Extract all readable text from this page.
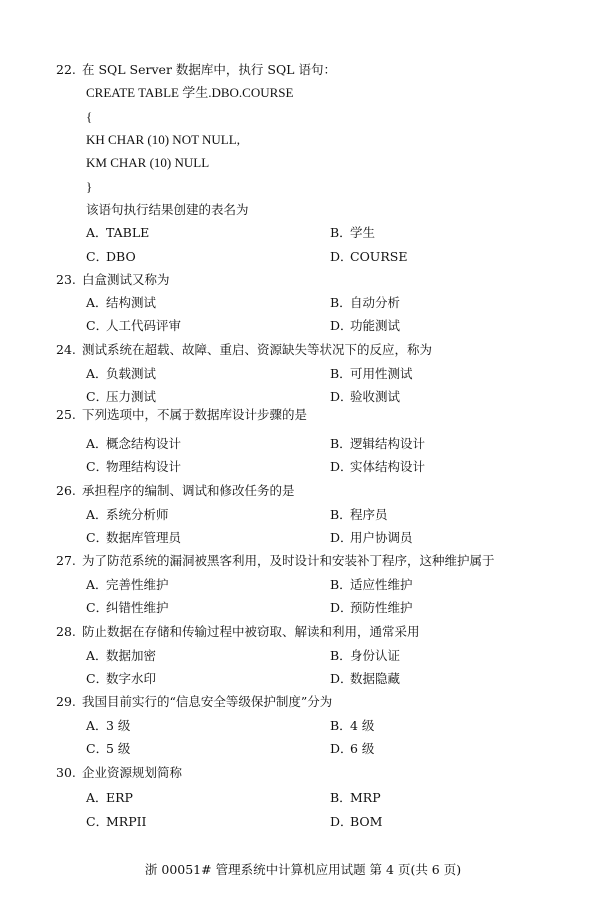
22. 在 SQL Server 数据库中，执行 SQL 语句：
CREATE TABLE 学生.DBO.COURSE
{
KH CHAR (10) NOT NULL,
KM CHAR (10) NULL
}
该语句执行结果创建的表名为
A．TABLE	B．学生
C．DBO	D．COURSE
23. 白盒测试又称为
A．结构测试	B．自动分析
C．人工代码评审	D．功能测试
24. 测试系统在超载、故障、重启、资源缺失等状况下的反应，称为
A．负载测试	B．可用性测试
C．压力测试	D．验收测试
25. 下列选项中，不属于数据库设计步骤的是
A．概念结构设计	B．逻辑结构设计
C．物理结构设计	D．实体结构设计
26. 承担程序的编制、调试和修改任务的是
A．系统分析师	B．程序员
C．数据库管理员	D．用户协调员
27. 为了防范系统的漏洞被黑客利用，及时设计和安装补丁程序，这种维护属于
A．完善性维护	B．适应性维护
C．纠错性维护	D．预防性维护
28. 防止数据在存储和传输过程中被窃取、解读和利用，通常采用
A．数据加密	B．身份认证
C．数字水印	D．数据隐藏
29. 我国目前实行的“信息安全等级保护制度”分为
A．3 级	B．4 级
C．5 级	D．6 级
30. 企业资源规划简称
A．ERP	B．MRP
C．MRPII	D．BOM
浙 00051# 管理系统中计算机应用试题 第 4 页(共 6 页)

- - -

> _WHAT IS EXPECTED_: Without the pictures, reproduce every line of the records above exactly.

> _FINAL ANSWER_:
Extract all readable text from this page.
22. 在 SQL Server 数据库中，执行 SQL 语句：
CREATE TABLE 学生.DBO.COURSE
{
KH CHAR (10) NOT NULL,
KM CHAR (10) NULL
}
该语句执行结果创建的表名为
A．TABLE	B．学生
C．DBO	D．COURSE
23. 白盒测试又称为
A．结构测试	B．自动分析
C．人工代码评审	D．功能测试
24. 测试系统在超载、故障、重启、资源缺失等状况下的反应，称为
A．负载测试	B．可用性测试
C．压力测试	D．验收测试
25. 下列选项中，不属于数据库设计步骤的是
A．概念结构设计	B．逻辑结构设计
C．物理结构设计	D．实体结构设计
26. 承担程序的编制、调试和修改任务的是
A．系统分析师	B．程序员
C．数据库管理员	D．用户协调员
27. 为了防范系统的漏洞被黑客利用，及时设计和安装补丁程序，这种维护属于
A．完善性维护	B．适应性维护
C．纠错性维护	D．预防性维护
28. 防止数据在存储和传输过程中被窃取、解读和利用，通常采用
A．数据加密	B．身份认证
C．数字水印	D．数据隐藏
29. 我国目前实行的“信息安全等级保护制度”分为
A．3 级	B．4 级
C．5 级	D．6 级
30. 企业资源规划简称
A．ERP	B．MRP
C．MRPII	D．BOM
浙 00051# 管理系统中计算机应用试题 第 4 页(共 6 页)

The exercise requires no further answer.